* DIRECTION *
Check each line below for the word "right", and copy those that have it.

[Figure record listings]
********************

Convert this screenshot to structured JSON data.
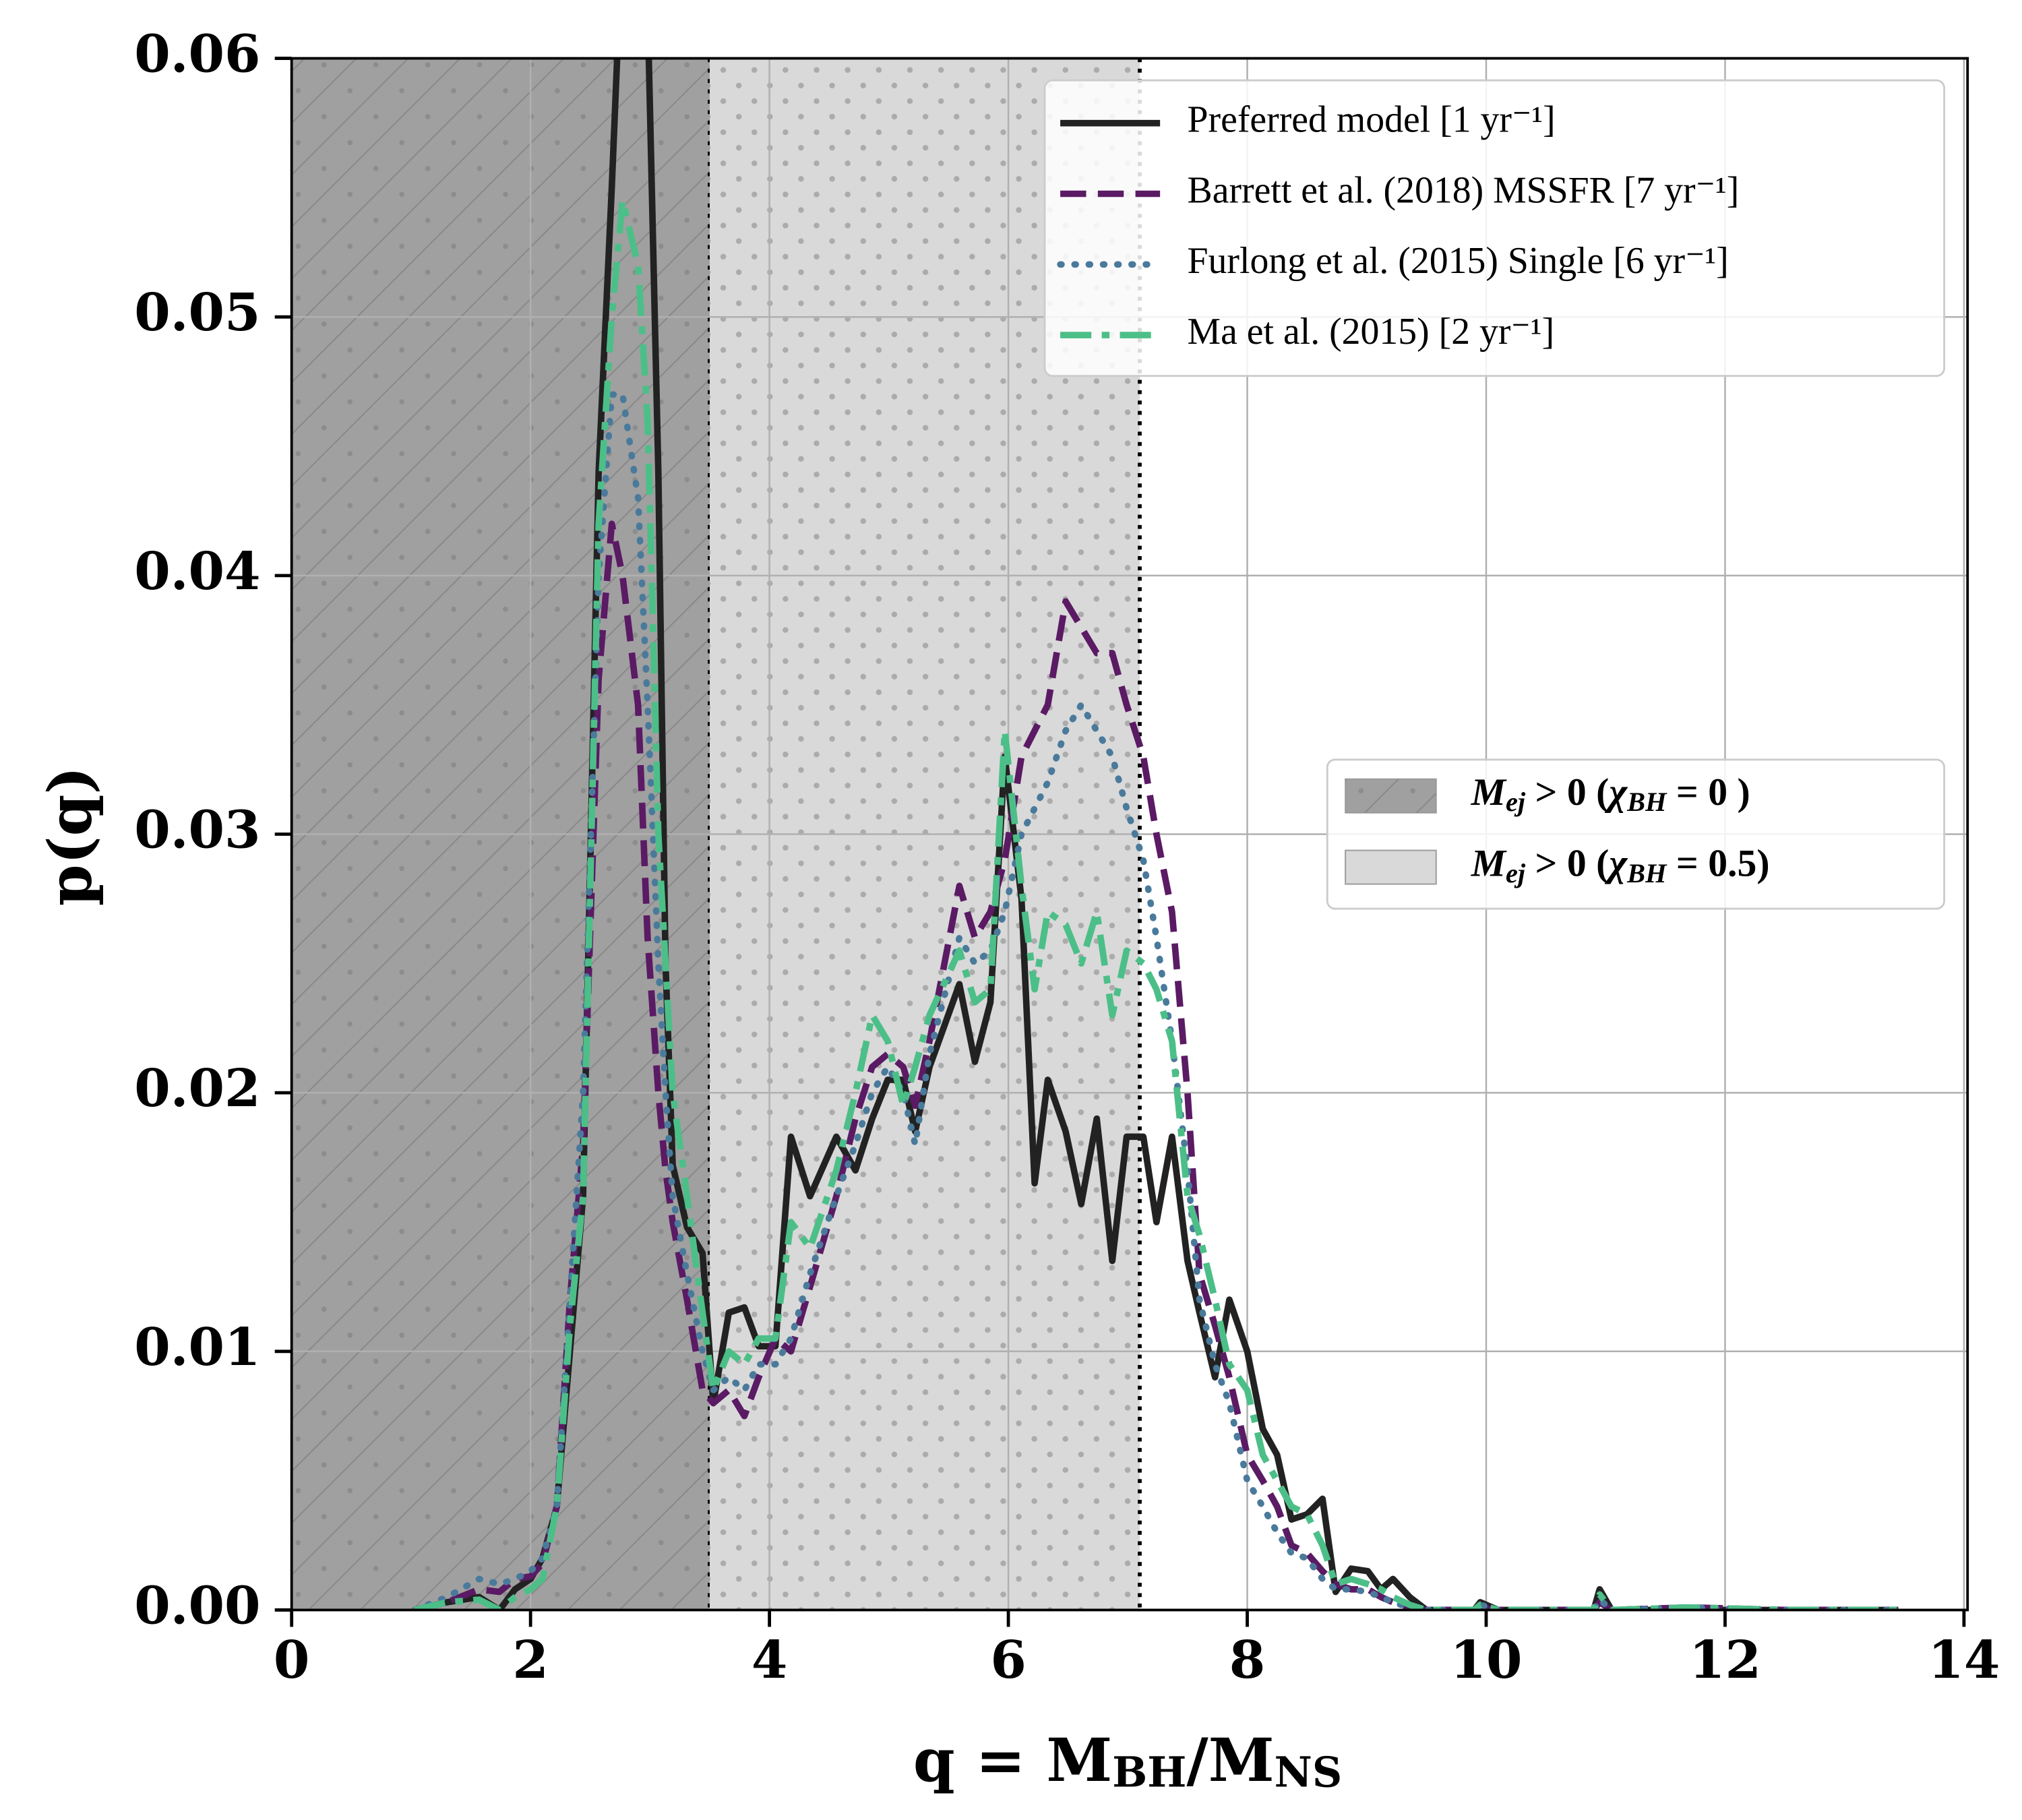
{
  "chart_data": {
    "type": "line",
    "x_label_parts": [
      "q = M",
      "BH",
      "/M",
      "NS"
    ],
    "y_label": "p(q)",
    "xlim": [
      0,
      14.03
    ],
    "ylim": [
      0,
      0.06
    ],
    "xticks": [
      0,
      2,
      4,
      6,
      8,
      10,
      12,
      14
    ],
    "yticks": [
      {
        "value": 0,
        "label": "0.00"
      },
      {
        "value": 0.01,
        "label": "0.01"
      },
      {
        "value": 0.02,
        "label": "0.02"
      },
      {
        "value": 0.03,
        "label": "0.03"
      },
      {
        "value": 0.04,
        "label": "0.04"
      },
      {
        "value": 0.05,
        "label": "0.05"
      },
      {
        "value": 0.06,
        "label": "0.06"
      }
    ],
    "grid": true,
    "legend_position": "upper right",
    "shaded_regions": [
      {
        "x": [
          0,
          3.5
        ],
        "color": "#a0a0a0",
        "pattern": "hatch",
        "label_parts": [
          "M",
          "ej",
          " > 0 (",
          "χ",
          "BH",
          " = 0 )"
        ]
      },
      {
        "x": [
          3.5,
          7.1
        ],
        "color": "#d9d9d9",
        "pattern": "dots",
        "label_parts": [
          "M",
          "ej",
          " > 0 (",
          "χ",
          "BH",
          " = 0.5)"
        ]
      }
    ],
    "region_legend_position": "center right",
    "x": [
      1.03,
      1.3,
      1.57,
      1.74,
      1.87,
      2.0,
      2.1,
      2.22,
      2.33,
      2.44,
      2.57,
      2.68,
      2.77,
      2.9,
      2.98,
      3.07,
      3.13,
      3.19,
      3.31,
      3.44,
      3.53,
      3.66,
      3.79,
      3.91,
      4.05,
      4.18,
      4.34,
      4.56,
      4.72,
      4.86,
      4.99,
      5.12,
      5.22,
      5.34,
      5.59,
      5.72,
      5.85,
      5.97,
      6.11,
      6.22,
      6.33,
      6.48,
      6.61,
      6.74,
      6.87,
      6.99,
      7.13,
      7.24,
      7.37,
      7.5,
      7.6,
      7.73,
      7.85,
      8.0,
      8.13,
      8.25,
      8.37,
      8.5,
      8.63,
      8.74,
      8.87,
      9.01,
      9.12,
      9.22,
      9.36,
      9.5,
      9.9,
      9.95,
      10.1,
      10.9,
      10.95,
      11.05,
      11.7,
      12.5,
      13.45
    ],
    "series": [
      {
        "name": "Preferred model [1 yr⁻¹]",
        "color": "#222222",
        "style": "solid",
        "values": [
          0,
          0.0003,
          0.0005,
          0,
          0.0008,
          0.0012,
          0.002,
          0.004,
          0.01,
          0.016,
          0.044,
          0.055,
          0.065,
          0.07,
          0.062,
          0.044,
          0.025,
          0.0172,
          0.0148,
          0.0138,
          0.008,
          0.0115,
          0.0117,
          0.0102,
          0.0102,
          0.0183,
          0.016,
          0.0183,
          0.017,
          0.019,
          0.0205,
          0.0205,
          0.0185,
          0.021,
          0.0242,
          0.0212,
          0.0235,
          0.033,
          0.0275,
          0.0165,
          0.0205,
          0.0185,
          0.0157,
          0.019,
          0.0135,
          0.0183,
          0.0183,
          0.015,
          0.0183,
          0.0135,
          0.0115,
          0.009,
          0.012,
          0.01,
          0.007,
          0.006,
          0.0035,
          0.0037,
          0.0043,
          0.0007,
          0.0016,
          0.0015,
          0.0008,
          0.0012,
          0.0005,
          0,
          0,
          0.0003,
          0,
          0,
          0.0008,
          0,
          0,
          0,
          0
        ]
      },
      {
        "name": "Barrett et al. (2018) MSSFR [7 yr⁻¹]",
        "color": "#5b1a64",
        "style": "dashed",
        "values": [
          0,
          0.0003,
          0.0008,
          0.0007,
          0.0012,
          0.0013,
          0.0018,
          0.004,
          0.012,
          0.018,
          0.036,
          0.042,
          0.04,
          0.035,
          0.026,
          0.02,
          0.017,
          0.015,
          0.012,
          0.0085,
          0.008,
          0.0085,
          0.0075,
          0.009,
          0.0105,
          0.01,
          0.0125,
          0.016,
          0.019,
          0.021,
          0.0215,
          0.021,
          0.0195,
          0.022,
          0.028,
          0.026,
          0.027,
          0.029,
          0.033,
          0.034,
          0.035,
          0.039,
          0.038,
          0.037,
          0.037,
          0.035,
          0.033,
          0.03,
          0.027,
          0.02,
          0.013,
          0.011,
          0.009,
          0.006,
          0.005,
          0.004,
          0.0025,
          0.0022,
          0.0015,
          0.001,
          0.0008,
          0.0008,
          0.0005,
          0.0003,
          0.0001,
          0,
          0,
          0.0001,
          0,
          0,
          0.0003,
          0,
          0.0001,
          0,
          0
        ]
      },
      {
        "name": "Furlong et al. (2015) Single [6 yr⁻¹]",
        "color": "#4a7a9b",
        "style": "dotted",
        "values": [
          0,
          0.0005,
          0.0012,
          0.001,
          0.0012,
          0.0015,
          0.002,
          0.004,
          0.012,
          0.02,
          0.04,
          0.047,
          0.047,
          0.043,
          0.035,
          0.025,
          0.02,
          0.016,
          0.013,
          0.01,
          0.0085,
          0.009,
          0.0085,
          0.0095,
          0.0095,
          0.0105,
          0.013,
          0.016,
          0.018,
          0.02,
          0.021,
          0.02,
          0.018,
          0.0215,
          0.026,
          0.025,
          0.0255,
          0.027,
          0.03,
          0.031,
          0.032,
          0.034,
          0.035,
          0.034,
          0.033,
          0.031,
          0.029,
          0.026,
          0.022,
          0.017,
          0.012,
          0.0095,
          0.008,
          0.005,
          0.004,
          0.003,
          0.0022,
          0.002,
          0.0012,
          0.0008,
          0.0008,
          0.0007,
          0.0005,
          0.0003,
          0.0001,
          0,
          0,
          0.0002,
          0,
          0,
          0.0004,
          0,
          0.0001,
          0,
          0
        ]
      },
      {
        "name": "Ma et al. (2015) [2 yr⁻¹]",
        "color": "#4cbf88",
        "style": "dashdot",
        "values": [
          0,
          0.0003,
          0.0004,
          0,
          0.0005,
          0.0008,
          0.0012,
          0.004,
          0.011,
          0.016,
          0.042,
          0.05,
          0.0545,
          0.052,
          0.046,
          0.03,
          0.025,
          0.02,
          0.016,
          0.0115,
          0.0085,
          0.01,
          0.0095,
          0.0105,
          0.0105,
          0.015,
          0.014,
          0.017,
          0.02,
          0.023,
          0.022,
          0.0195,
          0.021,
          0.023,
          0.0255,
          0.0235,
          0.024,
          0.034,
          0.028,
          0.024,
          0.027,
          0.0265,
          0.025,
          0.027,
          0.023,
          0.0255,
          0.025,
          0.024,
          0.022,
          0.016,
          0.0145,
          0.012,
          0.0095,
          0.0085,
          0.006,
          0.005,
          0.004,
          0.0037,
          0.0025,
          0.001,
          0.0012,
          0.001,
          0.0008,
          0.0005,
          0.0002,
          0,
          0,
          0.0002,
          0,
          0,
          0.0006,
          0,
          0.0001,
          0,
          0
        ]
      }
    ]
  }
}
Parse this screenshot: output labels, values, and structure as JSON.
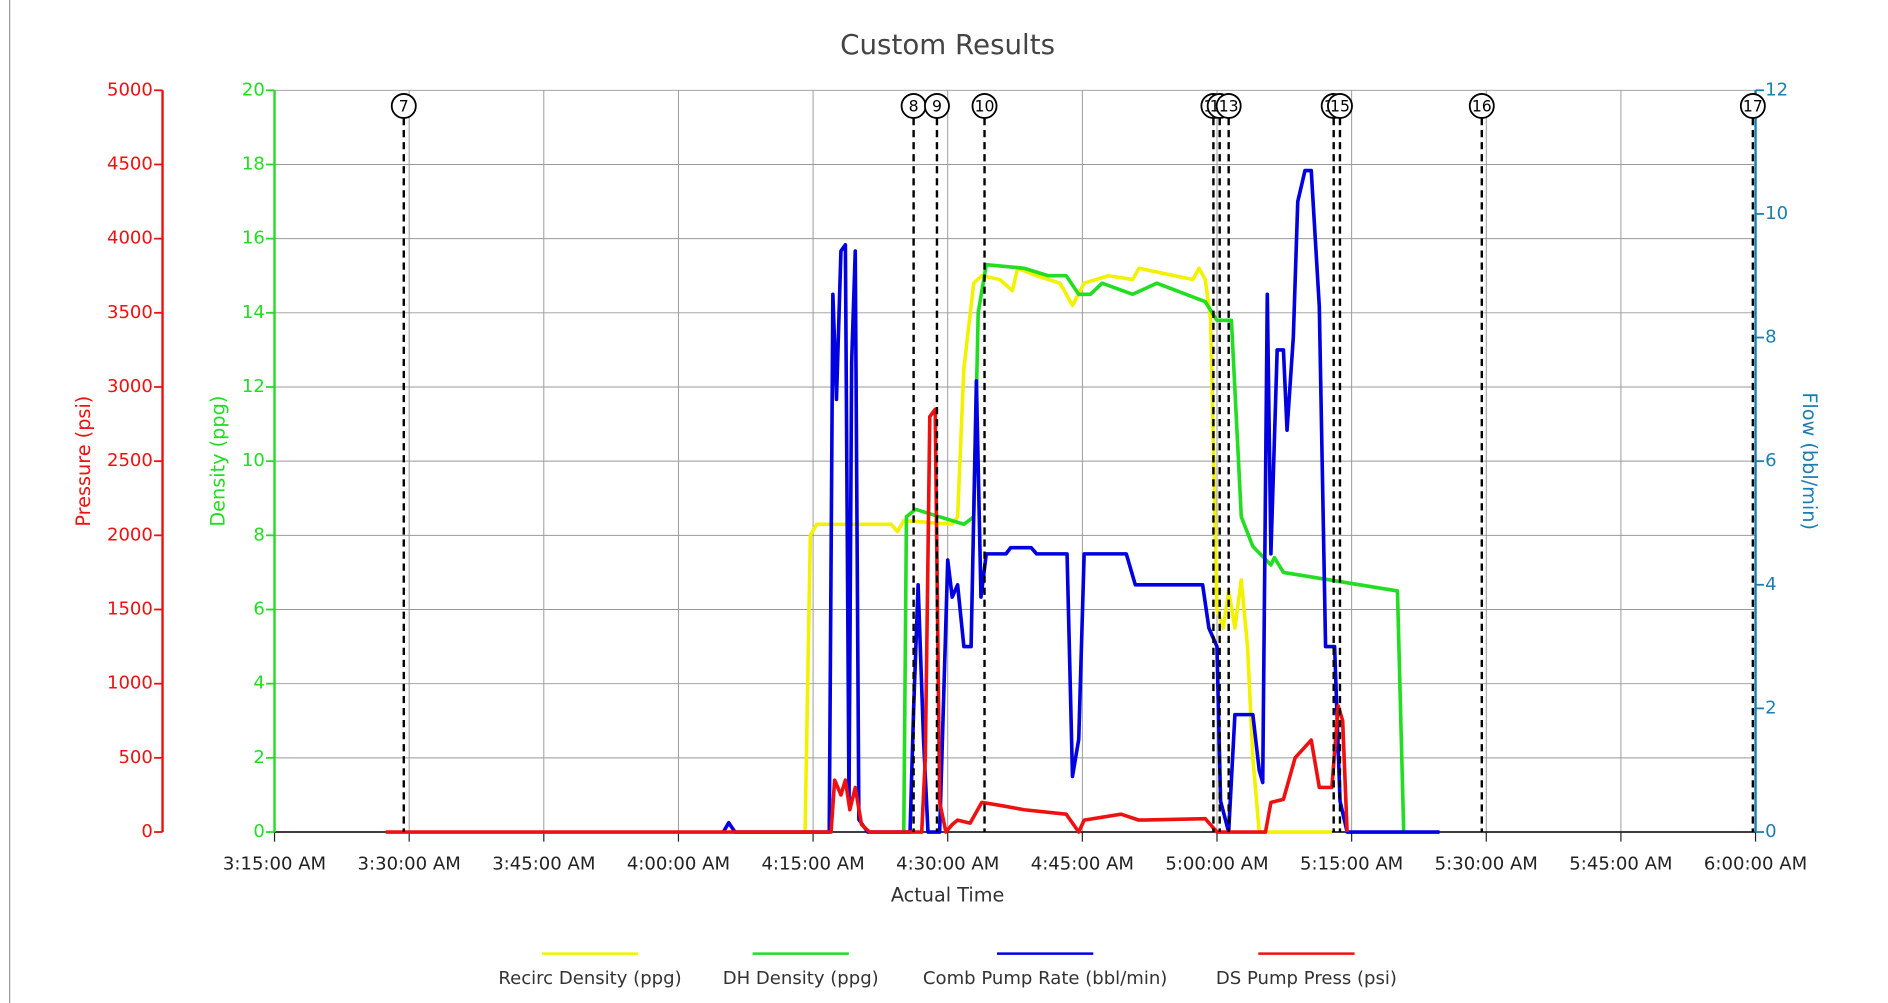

********************

* THE ANSWER *
    "legend_position": "upper right",
    "region_legend_position": "center right",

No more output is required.